PROBLEM:
Give back every line of the material below without changing a single character.

(Item position entries)
_ _ _ _ _

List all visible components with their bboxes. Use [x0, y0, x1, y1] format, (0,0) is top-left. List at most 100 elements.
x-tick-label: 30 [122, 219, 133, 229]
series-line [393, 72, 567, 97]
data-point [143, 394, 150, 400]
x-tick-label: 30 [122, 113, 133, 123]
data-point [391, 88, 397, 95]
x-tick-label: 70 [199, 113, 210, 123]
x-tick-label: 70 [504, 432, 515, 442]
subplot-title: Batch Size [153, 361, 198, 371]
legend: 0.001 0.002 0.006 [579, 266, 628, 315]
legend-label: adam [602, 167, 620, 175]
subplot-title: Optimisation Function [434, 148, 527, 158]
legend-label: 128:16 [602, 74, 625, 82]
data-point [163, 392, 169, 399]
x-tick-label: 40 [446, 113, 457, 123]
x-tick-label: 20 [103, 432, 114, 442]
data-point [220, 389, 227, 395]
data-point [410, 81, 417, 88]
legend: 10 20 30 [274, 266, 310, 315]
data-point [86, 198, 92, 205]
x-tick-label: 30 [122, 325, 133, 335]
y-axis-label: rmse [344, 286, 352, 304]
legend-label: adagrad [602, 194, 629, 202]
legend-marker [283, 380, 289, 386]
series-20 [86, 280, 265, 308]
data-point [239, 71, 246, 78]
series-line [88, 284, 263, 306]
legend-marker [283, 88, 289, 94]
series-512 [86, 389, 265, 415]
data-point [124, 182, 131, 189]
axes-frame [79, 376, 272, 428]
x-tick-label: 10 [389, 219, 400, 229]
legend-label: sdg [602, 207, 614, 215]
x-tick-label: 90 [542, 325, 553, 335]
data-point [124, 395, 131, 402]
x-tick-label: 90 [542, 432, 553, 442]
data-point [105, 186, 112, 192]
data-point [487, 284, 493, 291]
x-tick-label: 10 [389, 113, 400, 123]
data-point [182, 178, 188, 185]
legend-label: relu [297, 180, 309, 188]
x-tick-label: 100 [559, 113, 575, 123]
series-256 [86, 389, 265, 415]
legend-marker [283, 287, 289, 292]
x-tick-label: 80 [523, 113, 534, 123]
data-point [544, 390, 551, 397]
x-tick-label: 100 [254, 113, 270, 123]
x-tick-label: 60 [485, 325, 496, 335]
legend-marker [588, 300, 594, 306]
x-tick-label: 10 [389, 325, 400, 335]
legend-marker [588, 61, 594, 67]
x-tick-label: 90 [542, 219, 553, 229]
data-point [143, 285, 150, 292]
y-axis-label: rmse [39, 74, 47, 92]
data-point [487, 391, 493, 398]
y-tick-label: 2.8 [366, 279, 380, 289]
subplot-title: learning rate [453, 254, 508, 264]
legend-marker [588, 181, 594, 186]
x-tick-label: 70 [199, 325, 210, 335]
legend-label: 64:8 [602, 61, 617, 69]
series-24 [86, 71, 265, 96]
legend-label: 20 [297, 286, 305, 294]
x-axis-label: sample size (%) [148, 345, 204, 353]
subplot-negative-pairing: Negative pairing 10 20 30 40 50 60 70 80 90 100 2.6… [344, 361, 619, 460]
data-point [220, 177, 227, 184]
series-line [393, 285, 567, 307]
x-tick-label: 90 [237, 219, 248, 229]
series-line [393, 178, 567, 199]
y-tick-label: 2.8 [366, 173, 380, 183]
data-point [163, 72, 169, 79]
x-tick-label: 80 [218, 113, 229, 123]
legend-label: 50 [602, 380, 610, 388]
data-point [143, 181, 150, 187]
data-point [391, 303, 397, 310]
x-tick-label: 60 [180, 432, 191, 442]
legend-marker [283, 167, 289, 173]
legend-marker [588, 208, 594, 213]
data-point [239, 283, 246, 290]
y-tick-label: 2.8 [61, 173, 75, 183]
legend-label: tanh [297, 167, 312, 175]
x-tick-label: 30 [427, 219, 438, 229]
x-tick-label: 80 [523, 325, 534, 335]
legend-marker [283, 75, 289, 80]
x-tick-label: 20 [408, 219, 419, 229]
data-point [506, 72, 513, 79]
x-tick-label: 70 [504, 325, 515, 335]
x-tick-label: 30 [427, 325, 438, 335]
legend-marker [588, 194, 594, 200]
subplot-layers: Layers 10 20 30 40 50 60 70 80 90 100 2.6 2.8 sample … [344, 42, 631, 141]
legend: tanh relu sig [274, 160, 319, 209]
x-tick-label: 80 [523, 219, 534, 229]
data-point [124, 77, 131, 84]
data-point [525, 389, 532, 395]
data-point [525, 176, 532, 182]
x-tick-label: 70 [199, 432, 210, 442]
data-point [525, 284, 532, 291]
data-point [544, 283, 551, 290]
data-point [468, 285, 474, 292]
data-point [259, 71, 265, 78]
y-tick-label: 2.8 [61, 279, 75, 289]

_ _ _ _ _

SOLUTION TO THE EXERCISE:
List all visible components with their bboxes. Use [x0, y0, x1, y1] format, (0,0) is top-left. List at most 100 elements.
x-tick-label: 30 [122, 219, 133, 229]
series-line [393, 72, 567, 97]
data-point [143, 394, 150, 400]
x-tick-label: 30 [122, 113, 133, 123]
data-point [391, 88, 397, 95]
x-tick-label: 70 [199, 113, 210, 123]
x-tick-label: 70 [504, 432, 515, 442]
subplot-title: Batch Size [153, 361, 198, 371]
legend: 0.001 0.002 0.006 [579, 266, 628, 315]
legend-label: adam [602, 167, 620, 175]
subplot-title: Optimisation Function [434, 148, 527, 158]
legend-label: 128:16 [602, 74, 625, 82]
data-point [163, 392, 169, 399]
x-tick-label: 40 [446, 113, 457, 123]
x-tick-label: 20 [103, 432, 114, 442]
data-point [220, 389, 227, 395]
data-point [410, 81, 417, 88]
legend: 10 20 30 [274, 266, 310, 315]
data-point [86, 198, 92, 205]
x-tick-label: 30 [122, 325, 133, 335]
y-axis-label: rmse [344, 286, 352, 304]
legend-label: adagrad [602, 194, 629, 202]
legend-marker [283, 380, 289, 386]
series-20 [86, 280, 265, 308]
data-point [239, 71, 246, 78]
series-line [88, 284, 263, 306]
legend-marker [283, 88, 289, 94]
series-512 [86, 389, 265, 415]
data-point [124, 182, 131, 189]
axes-frame [79, 376, 272, 428]
x-tick-label: 10 [389, 219, 400, 229]
legend-label: sdg [602, 207, 614, 215]
x-tick-label: 90 [542, 325, 553, 335]
data-point [124, 395, 131, 402]
x-tick-label: 90 [542, 432, 553, 442]
data-point [105, 186, 112, 192]
data-point [487, 284, 493, 291]
x-tick-label: 10 [389, 113, 400, 123]
data-point [182, 178, 188, 185]
legend-label: relu [297, 180, 309, 188]
x-tick-label: 100 [559, 113, 575, 123]
series-256 [86, 389, 265, 415]
legend-marker [283, 287, 289, 292]
x-tick-label: 80 [523, 113, 534, 123]
data-point [544, 390, 551, 397]
x-tick-label: 100 [254, 113, 270, 123]
x-tick-label: 60 [485, 325, 496, 335]
legend-marker [588, 300, 594, 306]
x-tick-label: 10 [389, 325, 400, 335]
legend-marker [588, 61, 594, 67]
x-tick-label: 90 [542, 219, 553, 229]
data-point [143, 285, 150, 292]
y-axis-label: rmse [39, 74, 47, 92]
data-point [487, 391, 493, 398]
y-tick-label: 2.8 [366, 279, 380, 289]
subplot-title: learning rate [453, 254, 508, 264]
legend-marker [588, 181, 594, 186]
x-tick-label: 70 [199, 325, 210, 335]
legend-label: 64:8 [602, 61, 617, 69]
series-24 [86, 71, 265, 96]
legend-label: 20 [297, 286, 305, 294]
x-axis-label: sample size (%) [148, 345, 204, 353]
subplot-negative-pairing: Negative pairing 10 20 30 40 50 60 70 80 90 100 2.6… [344, 361, 619, 460]
data-point [220, 177, 227, 184]
series-line [393, 285, 567, 307]
x-tick-label: 90 [237, 219, 248, 229]
series-line [393, 178, 567, 199]
y-tick-label: 2.8 [366, 173, 380, 183]
data-point [163, 72, 169, 79]
x-tick-label: 80 [218, 113, 229, 123]
legend-label: 50 [602, 380, 610, 388]
data-point [143, 181, 150, 187]
data-point [391, 303, 397, 310]
x-tick-label: 60 [180, 432, 191, 442]
legend-marker [283, 167, 289, 173]
legend-marker [588, 208, 594, 213]
data-point [239, 283, 246, 290]
y-tick-label: 2.8 [61, 173, 75, 183]
legend-label: tanh [297, 167, 312, 175]
x-tick-label: 30 [427, 219, 438, 229]
x-tick-label: 80 [523, 325, 534, 335]
legend-marker [283, 75, 289, 80]
x-tick-label: 20 [408, 219, 419, 229]
data-point [506, 72, 513, 79]
x-tick-label: 70 [504, 325, 515, 335]
x-tick-label: 30 [427, 325, 438, 335]
legend-marker [588, 194, 594, 200]
subplot-layers: Layers 10 20 30 40 50 60 70 80 90 100 2.6 2.8 sample … [344, 42, 631, 141]
legend: tanh relu sig [274, 160, 319, 209]
x-tick-label: 80 [523, 219, 534, 229]
data-point [124, 77, 131, 84]
data-point [525, 389, 532, 395]
data-point [525, 176, 532, 182]
x-tick-label: 70 [199, 432, 210, 442]
data-point [525, 284, 532, 291]
data-point [544, 283, 551, 290]
data-point [468, 285, 474, 292]
data-point [259, 71, 265, 78]
y-tick-label: 2.8 [61, 279, 75, 289]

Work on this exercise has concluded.